Scan the listing below and copy every line holding "包括其分支机构的所有业务".

##### Exercise materials #####

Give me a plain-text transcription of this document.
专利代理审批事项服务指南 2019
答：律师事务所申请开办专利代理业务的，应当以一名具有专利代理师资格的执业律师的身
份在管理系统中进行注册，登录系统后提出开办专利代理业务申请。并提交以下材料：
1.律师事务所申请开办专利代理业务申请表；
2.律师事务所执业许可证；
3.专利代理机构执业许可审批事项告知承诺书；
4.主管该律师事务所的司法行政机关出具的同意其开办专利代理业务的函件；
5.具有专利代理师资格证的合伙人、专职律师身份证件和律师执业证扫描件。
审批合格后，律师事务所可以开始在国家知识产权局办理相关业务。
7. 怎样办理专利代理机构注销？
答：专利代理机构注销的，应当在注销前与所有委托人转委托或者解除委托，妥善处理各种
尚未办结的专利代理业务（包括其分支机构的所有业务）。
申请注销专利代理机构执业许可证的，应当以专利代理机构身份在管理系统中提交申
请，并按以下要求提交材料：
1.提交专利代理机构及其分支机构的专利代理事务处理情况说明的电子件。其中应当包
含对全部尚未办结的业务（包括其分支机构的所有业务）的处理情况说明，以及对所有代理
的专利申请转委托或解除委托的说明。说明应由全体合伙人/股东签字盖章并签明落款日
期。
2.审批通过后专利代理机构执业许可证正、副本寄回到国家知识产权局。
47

#####

Task output:
尚未办结的专利代理业务（包括其分支机构的所有业务）。
含对全部尚未办结的业务（包括其分支机构的所有业务）的处理情况说明，以及对所有代理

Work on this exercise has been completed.